Aim – Pull out every line from the listing that has the word "Services".

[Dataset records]
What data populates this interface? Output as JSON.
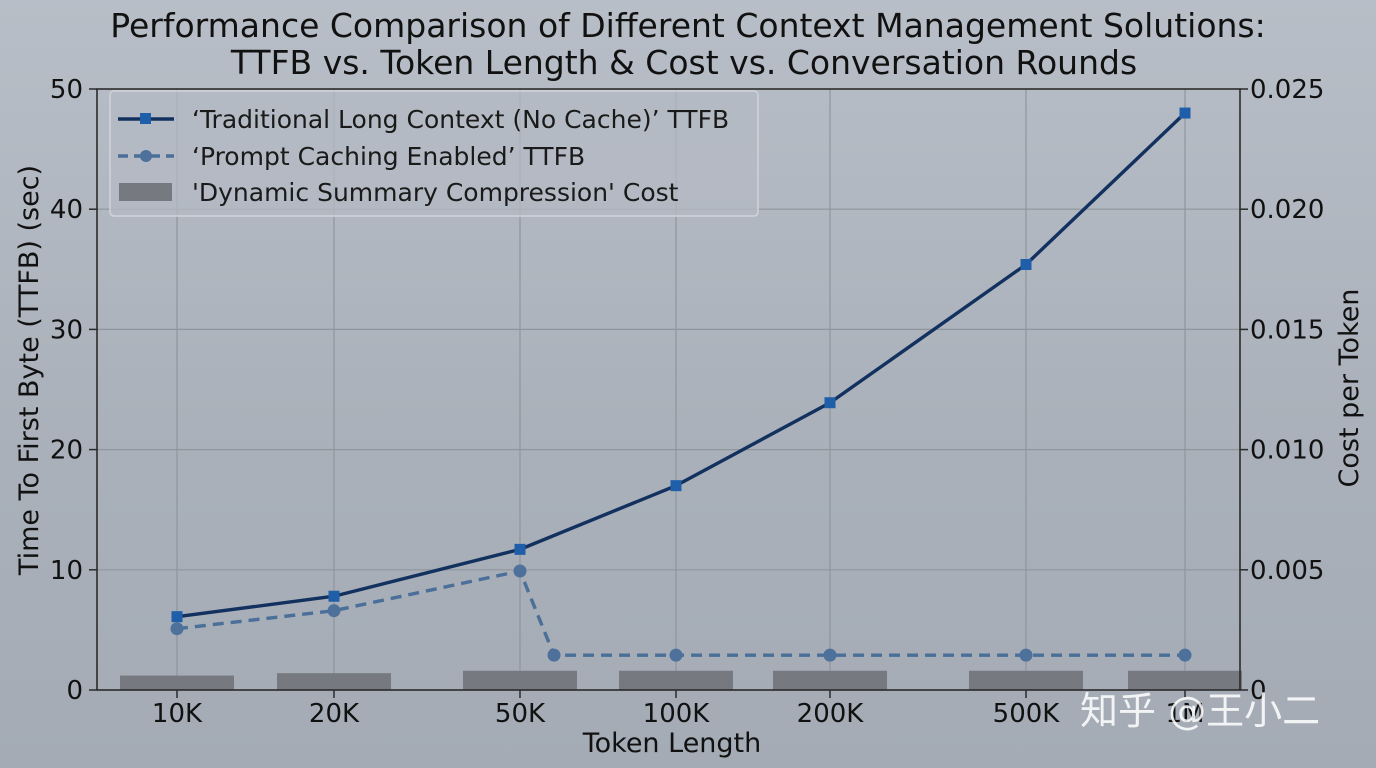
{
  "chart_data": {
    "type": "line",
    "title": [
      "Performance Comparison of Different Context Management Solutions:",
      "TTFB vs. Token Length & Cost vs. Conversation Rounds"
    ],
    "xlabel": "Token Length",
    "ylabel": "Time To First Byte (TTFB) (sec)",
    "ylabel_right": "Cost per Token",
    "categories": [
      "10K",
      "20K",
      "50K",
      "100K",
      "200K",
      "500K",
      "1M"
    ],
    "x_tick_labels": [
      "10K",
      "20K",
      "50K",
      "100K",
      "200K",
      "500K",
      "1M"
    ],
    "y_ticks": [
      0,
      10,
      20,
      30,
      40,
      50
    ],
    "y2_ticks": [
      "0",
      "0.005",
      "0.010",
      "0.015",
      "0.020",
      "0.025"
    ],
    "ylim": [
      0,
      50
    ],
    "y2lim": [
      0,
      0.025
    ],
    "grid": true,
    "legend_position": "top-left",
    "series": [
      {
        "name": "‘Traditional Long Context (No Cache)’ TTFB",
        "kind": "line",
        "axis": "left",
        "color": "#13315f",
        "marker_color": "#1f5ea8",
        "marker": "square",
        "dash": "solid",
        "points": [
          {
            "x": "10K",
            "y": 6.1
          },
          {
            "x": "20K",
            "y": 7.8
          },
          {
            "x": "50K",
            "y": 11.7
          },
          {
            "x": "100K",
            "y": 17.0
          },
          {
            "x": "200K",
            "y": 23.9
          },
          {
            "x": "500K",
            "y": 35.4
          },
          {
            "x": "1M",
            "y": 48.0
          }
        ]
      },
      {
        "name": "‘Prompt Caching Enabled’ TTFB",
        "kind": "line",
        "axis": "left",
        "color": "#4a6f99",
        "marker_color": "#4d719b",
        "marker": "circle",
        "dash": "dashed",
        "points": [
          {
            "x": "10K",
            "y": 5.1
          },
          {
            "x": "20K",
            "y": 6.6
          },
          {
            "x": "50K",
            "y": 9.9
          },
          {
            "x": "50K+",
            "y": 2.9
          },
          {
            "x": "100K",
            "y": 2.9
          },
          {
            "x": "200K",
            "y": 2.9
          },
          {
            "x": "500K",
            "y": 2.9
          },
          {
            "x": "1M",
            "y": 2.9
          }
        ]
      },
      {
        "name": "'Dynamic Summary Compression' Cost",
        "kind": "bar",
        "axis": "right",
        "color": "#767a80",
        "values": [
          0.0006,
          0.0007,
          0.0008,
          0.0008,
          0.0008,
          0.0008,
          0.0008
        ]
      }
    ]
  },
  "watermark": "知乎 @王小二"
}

==

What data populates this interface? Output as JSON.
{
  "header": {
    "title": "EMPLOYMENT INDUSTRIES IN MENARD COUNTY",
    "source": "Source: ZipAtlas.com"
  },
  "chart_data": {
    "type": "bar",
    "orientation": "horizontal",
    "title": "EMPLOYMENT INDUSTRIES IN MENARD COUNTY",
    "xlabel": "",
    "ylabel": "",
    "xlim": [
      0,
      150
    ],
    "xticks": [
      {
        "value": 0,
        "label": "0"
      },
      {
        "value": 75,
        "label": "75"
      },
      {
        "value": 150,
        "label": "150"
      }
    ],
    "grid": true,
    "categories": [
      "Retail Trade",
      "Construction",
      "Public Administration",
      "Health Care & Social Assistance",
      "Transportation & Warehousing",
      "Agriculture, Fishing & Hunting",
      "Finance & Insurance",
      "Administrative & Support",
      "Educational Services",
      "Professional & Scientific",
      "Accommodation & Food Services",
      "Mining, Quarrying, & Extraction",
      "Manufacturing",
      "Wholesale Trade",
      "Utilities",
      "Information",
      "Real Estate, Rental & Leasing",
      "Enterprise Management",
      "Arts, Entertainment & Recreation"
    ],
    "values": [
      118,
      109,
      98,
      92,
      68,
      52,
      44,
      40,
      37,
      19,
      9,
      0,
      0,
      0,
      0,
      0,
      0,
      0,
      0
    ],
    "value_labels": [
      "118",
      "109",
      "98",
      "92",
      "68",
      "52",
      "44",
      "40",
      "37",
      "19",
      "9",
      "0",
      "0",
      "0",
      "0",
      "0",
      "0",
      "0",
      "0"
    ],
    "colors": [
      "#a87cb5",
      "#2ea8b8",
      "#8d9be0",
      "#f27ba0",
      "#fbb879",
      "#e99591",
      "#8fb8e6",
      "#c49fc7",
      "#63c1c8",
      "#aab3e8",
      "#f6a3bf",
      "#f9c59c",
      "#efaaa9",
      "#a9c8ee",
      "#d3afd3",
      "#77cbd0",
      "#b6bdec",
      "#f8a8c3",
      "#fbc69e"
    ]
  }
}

Response for this exercise –
      "Educational Services",
      "Accommodation & Food Services",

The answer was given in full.